Another Name for Rock and Roll
Alex Abramovich
Every year, at around this time, the radio station WFMU hosts a fundraising marathon. The highlight is usually Yo La Tengo’s marathon-within-a-marathon covers session, which lasts for three hours or so. Callers who pledge a hundred dollars get to request a song – any song. YLT do their best to play it. Most of the time, there are too many songs to get to, and so, as the mini-marathon draws to its close, the band does an extended medley. On Saturday, YLT set that medley to the tune of the Velvet Underground’s ‘Sister Ray’. Midway through, they sang a good portion of Chuck Berry’s mysterious ‘Memphis, Tennessee’. Weirdly, the words fit the tune perfectly. But then I was reminded of Berry’s response, in 1980, to recordings by Wire, Joy Division and the Sex Pistols. ‘So this is the so-called new stuff,’ Berry said. ‘It’s nothing I ain’t heard before. It sounds like an old blues jam that BB and Muddy would carry on backstage at the old amphitheatre in Chicago. The instruments may be different but the experiment’s the same.’ An hour later, a friend called to tell me that Berry was dead.
Charles Edward Anderson Berry got his start working odd jobs and playing backyard parties and juke joints in East St Louis, and ended up at a club called the Cosmopolitan. ‘The music played most around St Louis was country-western, which was usually called hillbilly music, and swing,’ he wrote in his autobiography.
Curiosity provoked me to lay a lot of the country stuff on our predominantly black audience and some of the clubgoers started whispering: ‘Who is that black hillbilly at the Cosmo?’ After they laughed at me a few times, they began requesting the hillbilly stuff and enjoyed trying to dance to it. If you ever want to see something that is far out, watch a crowd of coloured folk, half high, wholeheartedly doing the hoedown barefooted.
A local guitarist had told Berry that 80 per cent of the popular songs out there were based on the chords to George Gershwin’s ‘I Got Rhythm’. So Berry learned enough chords to play ‘almost 80 per cent’ of the songs he had heard. ‘I worked until I had matched over ninety popular songs together with their lyrics and began to sing them before people as often as I had the opportunity,’ he said. ‘I even took the guitar on dates and sang to the girl I’d be with.’
That attention to detail served Berry well when he turned his hand to songwriting – smart and systematic, he plugged every possible variable into the equations at hand and wrote anthems that were reverse-engineered to appeal to rock and roll’s core constituency of disaffected teenagers.

**WHAT YOU ARE ASKED TO DO**. Please say whether each statement below agrees with the piece on Chuck Berry, answering yes or no and quoting the words of the piece that decide it. 1. Callers who pledge a hundred dollars to WFMU can ask Yo La Tengo for any song. 2. Berry learned enough chords to play every song he had heard. 3. Berry wrote that the music played most around St Louis was jazz. The material after this text is not needed.

**DATA SECTION**.
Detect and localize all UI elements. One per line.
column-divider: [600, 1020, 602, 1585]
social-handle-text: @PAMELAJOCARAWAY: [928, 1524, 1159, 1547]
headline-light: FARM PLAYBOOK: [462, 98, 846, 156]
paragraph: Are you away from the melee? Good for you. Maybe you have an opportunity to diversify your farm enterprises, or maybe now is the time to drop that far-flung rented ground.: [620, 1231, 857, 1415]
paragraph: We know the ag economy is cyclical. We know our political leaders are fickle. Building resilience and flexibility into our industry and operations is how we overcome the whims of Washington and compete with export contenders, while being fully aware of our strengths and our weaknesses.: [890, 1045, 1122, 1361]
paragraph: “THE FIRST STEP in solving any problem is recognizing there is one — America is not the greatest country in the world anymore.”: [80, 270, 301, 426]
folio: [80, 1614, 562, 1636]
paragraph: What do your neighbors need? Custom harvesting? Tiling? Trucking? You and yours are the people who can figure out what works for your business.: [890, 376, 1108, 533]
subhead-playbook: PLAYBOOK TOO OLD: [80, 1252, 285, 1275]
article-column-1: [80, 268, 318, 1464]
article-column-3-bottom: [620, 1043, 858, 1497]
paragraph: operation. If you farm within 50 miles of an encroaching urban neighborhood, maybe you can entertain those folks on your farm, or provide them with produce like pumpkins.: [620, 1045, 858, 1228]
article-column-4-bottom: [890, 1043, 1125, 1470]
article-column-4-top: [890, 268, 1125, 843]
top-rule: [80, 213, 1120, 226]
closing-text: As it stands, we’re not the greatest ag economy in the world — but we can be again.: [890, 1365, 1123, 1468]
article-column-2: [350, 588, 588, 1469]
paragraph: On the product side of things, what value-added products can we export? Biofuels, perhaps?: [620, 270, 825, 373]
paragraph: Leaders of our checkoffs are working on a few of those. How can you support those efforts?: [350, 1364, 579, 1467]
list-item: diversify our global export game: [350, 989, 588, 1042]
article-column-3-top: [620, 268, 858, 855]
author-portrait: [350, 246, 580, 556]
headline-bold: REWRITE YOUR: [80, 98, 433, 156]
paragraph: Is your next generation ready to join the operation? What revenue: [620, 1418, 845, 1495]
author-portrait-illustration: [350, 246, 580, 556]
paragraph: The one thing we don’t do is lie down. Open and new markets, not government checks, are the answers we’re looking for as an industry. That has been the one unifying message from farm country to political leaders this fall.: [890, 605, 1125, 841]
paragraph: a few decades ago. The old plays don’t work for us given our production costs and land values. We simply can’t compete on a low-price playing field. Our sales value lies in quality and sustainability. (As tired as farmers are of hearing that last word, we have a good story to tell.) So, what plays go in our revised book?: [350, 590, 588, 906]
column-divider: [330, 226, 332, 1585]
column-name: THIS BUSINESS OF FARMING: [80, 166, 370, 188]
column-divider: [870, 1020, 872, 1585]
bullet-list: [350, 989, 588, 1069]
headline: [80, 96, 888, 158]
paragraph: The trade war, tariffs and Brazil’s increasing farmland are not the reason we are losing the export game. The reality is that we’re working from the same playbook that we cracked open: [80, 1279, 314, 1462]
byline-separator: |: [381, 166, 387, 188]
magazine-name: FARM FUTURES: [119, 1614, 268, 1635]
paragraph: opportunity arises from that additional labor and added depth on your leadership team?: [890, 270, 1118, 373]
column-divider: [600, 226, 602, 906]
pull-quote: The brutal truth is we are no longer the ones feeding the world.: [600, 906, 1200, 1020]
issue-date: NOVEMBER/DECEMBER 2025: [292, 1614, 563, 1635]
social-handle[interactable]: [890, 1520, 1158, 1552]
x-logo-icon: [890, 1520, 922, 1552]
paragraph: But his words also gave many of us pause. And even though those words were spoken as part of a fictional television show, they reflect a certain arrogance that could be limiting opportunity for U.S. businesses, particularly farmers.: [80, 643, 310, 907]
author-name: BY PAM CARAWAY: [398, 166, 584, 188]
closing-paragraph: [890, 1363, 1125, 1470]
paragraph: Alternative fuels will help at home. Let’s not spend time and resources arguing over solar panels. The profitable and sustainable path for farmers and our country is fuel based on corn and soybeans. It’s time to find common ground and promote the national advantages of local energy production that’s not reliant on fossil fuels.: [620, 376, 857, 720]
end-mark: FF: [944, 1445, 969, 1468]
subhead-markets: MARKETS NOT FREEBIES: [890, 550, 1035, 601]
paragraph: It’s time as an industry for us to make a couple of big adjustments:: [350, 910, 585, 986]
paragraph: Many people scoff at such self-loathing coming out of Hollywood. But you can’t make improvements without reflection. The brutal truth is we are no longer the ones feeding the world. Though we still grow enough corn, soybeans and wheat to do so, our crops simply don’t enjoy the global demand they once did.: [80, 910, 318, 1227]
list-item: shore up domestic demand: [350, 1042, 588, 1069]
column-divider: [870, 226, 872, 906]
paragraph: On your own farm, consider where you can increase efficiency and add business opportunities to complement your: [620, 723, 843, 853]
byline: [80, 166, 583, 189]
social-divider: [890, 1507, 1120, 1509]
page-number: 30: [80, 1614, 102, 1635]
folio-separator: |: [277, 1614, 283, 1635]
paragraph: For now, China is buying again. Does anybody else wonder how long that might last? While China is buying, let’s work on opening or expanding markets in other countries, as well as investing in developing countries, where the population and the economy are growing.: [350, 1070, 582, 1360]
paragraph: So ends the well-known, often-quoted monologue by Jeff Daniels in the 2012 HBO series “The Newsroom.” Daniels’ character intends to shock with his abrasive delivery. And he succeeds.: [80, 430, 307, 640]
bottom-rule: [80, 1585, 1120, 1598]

**EXERCISE ANSWER**.
1. Yes: "Callers who pledge a hundred dollars get to request a song – any song."
2. No: "So Berry learned enough chords to play ‘almost 80 per cent’ of the songs he had heard."
3. No: "The music played most around St Louis was country-western, which was usually called hillbilly music, and swing"